→ **What the task asks**:
Provide an exact reproduction of every entry.

→ **Material to process**:
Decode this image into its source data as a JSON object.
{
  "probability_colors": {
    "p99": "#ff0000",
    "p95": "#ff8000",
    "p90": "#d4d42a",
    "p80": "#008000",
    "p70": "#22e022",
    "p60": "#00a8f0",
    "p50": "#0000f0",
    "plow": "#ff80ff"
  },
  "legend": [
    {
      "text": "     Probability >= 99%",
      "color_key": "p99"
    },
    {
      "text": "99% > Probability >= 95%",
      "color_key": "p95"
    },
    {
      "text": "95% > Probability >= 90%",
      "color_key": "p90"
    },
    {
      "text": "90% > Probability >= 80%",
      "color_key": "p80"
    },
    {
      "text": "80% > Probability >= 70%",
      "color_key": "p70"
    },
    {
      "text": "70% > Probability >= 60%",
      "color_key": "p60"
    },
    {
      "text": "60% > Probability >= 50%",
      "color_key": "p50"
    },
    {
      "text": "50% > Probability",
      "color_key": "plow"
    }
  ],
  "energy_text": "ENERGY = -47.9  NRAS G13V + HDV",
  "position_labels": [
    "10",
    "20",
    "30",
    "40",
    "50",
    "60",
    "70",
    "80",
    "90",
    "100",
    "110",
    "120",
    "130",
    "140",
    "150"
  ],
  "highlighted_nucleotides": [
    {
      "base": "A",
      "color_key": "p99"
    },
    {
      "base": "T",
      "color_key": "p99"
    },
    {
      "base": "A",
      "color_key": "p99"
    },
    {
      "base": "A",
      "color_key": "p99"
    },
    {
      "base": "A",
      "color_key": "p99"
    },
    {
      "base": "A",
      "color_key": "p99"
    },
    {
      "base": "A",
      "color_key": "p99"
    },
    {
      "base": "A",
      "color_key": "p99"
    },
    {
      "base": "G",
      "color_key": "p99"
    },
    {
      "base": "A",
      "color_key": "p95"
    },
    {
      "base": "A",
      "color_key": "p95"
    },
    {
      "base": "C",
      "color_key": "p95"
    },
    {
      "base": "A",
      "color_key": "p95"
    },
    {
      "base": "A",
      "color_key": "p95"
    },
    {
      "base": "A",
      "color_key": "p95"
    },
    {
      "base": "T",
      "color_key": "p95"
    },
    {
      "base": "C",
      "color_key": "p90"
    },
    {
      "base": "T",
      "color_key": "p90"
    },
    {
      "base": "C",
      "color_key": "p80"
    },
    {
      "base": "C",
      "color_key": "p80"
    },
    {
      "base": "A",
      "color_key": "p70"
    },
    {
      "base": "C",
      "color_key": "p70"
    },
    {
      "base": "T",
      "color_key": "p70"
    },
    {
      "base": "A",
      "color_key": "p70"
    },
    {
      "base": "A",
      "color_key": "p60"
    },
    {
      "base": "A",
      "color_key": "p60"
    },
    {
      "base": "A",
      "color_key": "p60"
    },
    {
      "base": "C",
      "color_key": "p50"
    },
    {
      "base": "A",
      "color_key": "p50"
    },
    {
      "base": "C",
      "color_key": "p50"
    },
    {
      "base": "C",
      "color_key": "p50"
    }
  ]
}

→ **Finished exercise**:
Decode this image into its source data as a JSON object.
{
  "probability_colors": {
    "p99": "#ff0000",
    "p95": "#ff8000",
    "p90": "#d4d42a",
    "p80": "#008000",
    "p70": "#22e022",
    "p60": "#00a8f0",
    "p50": "#0000f0",
    "plow": "#ff80ff"
  },
  "legend": [
    {
      "text": "     Probability >= 99%",
      "color_key": "p99"
    },
    {
      "text": "99% > Probability >= 95%",
      "color_key": "p95"
    },
    {
      "text": "95% > Probability >= 90%",
      "color_key": "p90"
    },
    {
      "text": "90% > Probability >= 80%",
      "color_key": "p80"
    },
    {
      "text": "80% > Probability >= 70%",
      "color_key": "p70"
    },
    {
      "text": "70% > Probability >= 60%",
      "color_key": "p60"
    },
    {
      "text": "60% > Probability >= 50%",
      "color_key": "p50"
    },
    {
      "text": "50% > Probability",
      "color_key": "plow"
    }
  ],
  "energy_text": "ENERGY = -47.9  NRAS G13V + HDV",
  "position_labels": [
    "10",
    "20",
    "30",
    "40",
    "50",
    "60",
    "70",
    "80",
    "90",
    "100",
    "110",
    "120",
    "130",
    "140",
    "150"
  ],
  "highlighted_nucleotides": [
    {
      "base": "A",
      "color_key": "p99"
    },
    {
      "base": "T",
      "color_key": "p99"
    },
    {
      "base": "A",
      "color_key": "p99"
    },
    {
      "base": "A",
      "color_key": "p99"
    },
    {
      "base": "A",
      "color_key": "p99"
    },
    {
      "base": "A",
      "color_key": "p99"
    },
    {
      "base": "A",
      "color_key": "p99"
    },
    {
      "base": "A",
      "color_key": "p99"
    },
    {
      "base": "G",
      "color_key": "p99"
    },
    {
      "base": "A",
      "color_key": "p95"
    },
    {
      "base": "A",
      "color_key": "p95"
    },
    {
      "base": "C",
      "color_key": "p95"
    },
    {
      "base": "A",
      "color_key": "p95"
    },
    {
      "base": "A",
      "color_key": "p95"
    },
    {
      "base": "A",
      "color_key": "p95"
    },
    {
      "base": "T",
      "color_key": "p95"
    },
    {
      "base": "C",
      "color_key": "p90"
    },
    {
      "base": "T",
      "color_key": "p90"
    },
    {
      "base": "C",
      "color_key": "p80"
    },
    {
      "base": "C",
      "color_key": "p80"
    },
    {
      "base": "A",
      "color_key": "p70"
    },
    {
      "base": "C",
      "color_key": "p70"
    },
    {
      "base": "T",
      "color_key": "p70"
    },
    {
      "base": "A",
      "color_key": "p70"
    },
    {
      "base": "A",
      "color_key": "p60"
    },
    {
      "base": "A",
      "color_key": "p60"
    },
    {
      "base": "A",
      "color_key": "p60"
    },
    {
      "base": "C",
      "color_key": "p50"
    },
    {
      "base": "A",
      "color_key": "p50"
    },
    {
      "base": "C",
      "color_key": "p50"
    },
    {
      "base": "C",
      "color_key": "p50"
    }
  ]
}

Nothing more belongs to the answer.